Dataset records:
+ + + + + + +
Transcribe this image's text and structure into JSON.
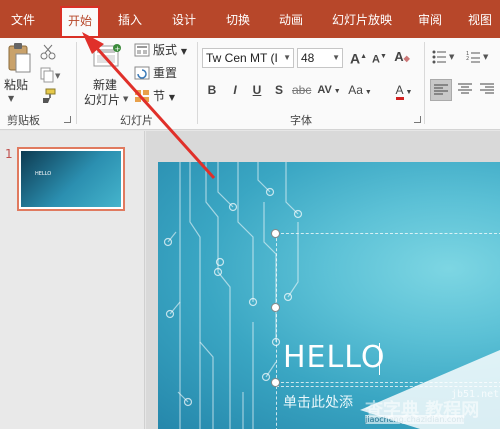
{
  "tabs": [
    {
      "label": "文件"
    },
    {
      "label": "开始"
    },
    {
      "label": "插入"
    },
    {
      "label": "设计"
    },
    {
      "label": "切换"
    },
    {
      "label": "动画"
    },
    {
      "label": "幻灯片放映"
    },
    {
      "label": "审阅"
    },
    {
      "label": "视图"
    }
  ],
  "ribbon": {
    "clipboard": {
      "paste_label": "粘贴",
      "group_label": "剪贴板"
    },
    "slides": {
      "new_slide_label_1": "新建",
      "new_slide_label_2": "幻灯片",
      "layout_label": "版式",
      "reset_label": "重置",
      "section_label": "节",
      "group_label": "幻灯片"
    },
    "font": {
      "font_name": "Tw Cen MT (I",
      "font_size": "48",
      "bold": "B",
      "italic": "I",
      "underline": "U",
      "strike": "S",
      "spacing": "AV",
      "case": "Aa",
      "color": "A",
      "grow": "A",
      "shrink": "A",
      "clear": "A",
      "group_label": "字体"
    }
  },
  "thumbnails": [
    {
      "number": "1",
      "title": "HELLO"
    }
  ],
  "slide": {
    "title": "HELLO",
    "subtitle": "单击此处添"
  },
  "watermark": {
    "main": "查字典 教程网",
    "site": "jb51.net",
    "url": "jiaocheng.chazidian.com"
  },
  "colors": {
    "accent": "#b7472a",
    "annotation": "#d93025",
    "slide_bg": "#3aa6c3"
  },
  "annotation": {
    "target": "开始 tab"
  }
}
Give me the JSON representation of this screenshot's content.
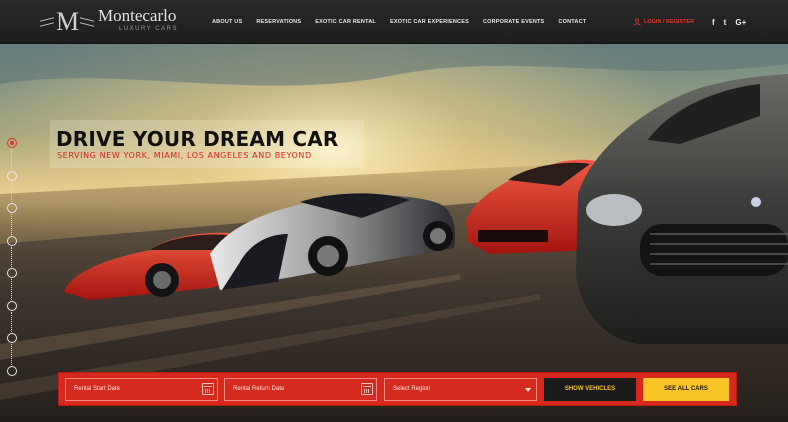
{
  "brand": {
    "mark": "M",
    "name": "Montecarlo",
    "tagline": "LUXURY CARS"
  },
  "nav": {
    "items": [
      "ABOUT US",
      "RESERVATIONS",
      "EXOTIC CAR RENTAL",
      "EXOTIC CAR EXPERIENCES",
      "CORPORATE EVENTS",
      "CONTACT"
    ],
    "login_label": "LOGIN / REGISTER",
    "social": [
      "f",
      "t",
      "G+"
    ]
  },
  "hero": {
    "title": "DRIVE YOUR DREAM CAR",
    "subtitle": "SERVING NEW YORK, MIAMI, LOS ANGELES AND BEYOND"
  },
  "slider": {
    "total": 8,
    "active_index": 0
  },
  "booking": {
    "start_date_placeholder": "Rental Start Date",
    "return_date_placeholder": "Rental Return Date",
    "region_placeholder": "Select Region",
    "show_vehicles_label": "SHOW VEHICLES",
    "see_all_label": "SEE ALL CARS"
  },
  "colors": {
    "accent": "#d6281d",
    "button_yellow": "#f7c325",
    "nav_bg": "#222222"
  }
}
+ + + + + + +
Work to be completed:
Take every line containing the word "subtitle" and copy it.

Task response:
    "subtitle": "单击此处添"
    "subtitle": "SERVING NEW YORK, MIAMI, LOS ANGELES AND BEYOND"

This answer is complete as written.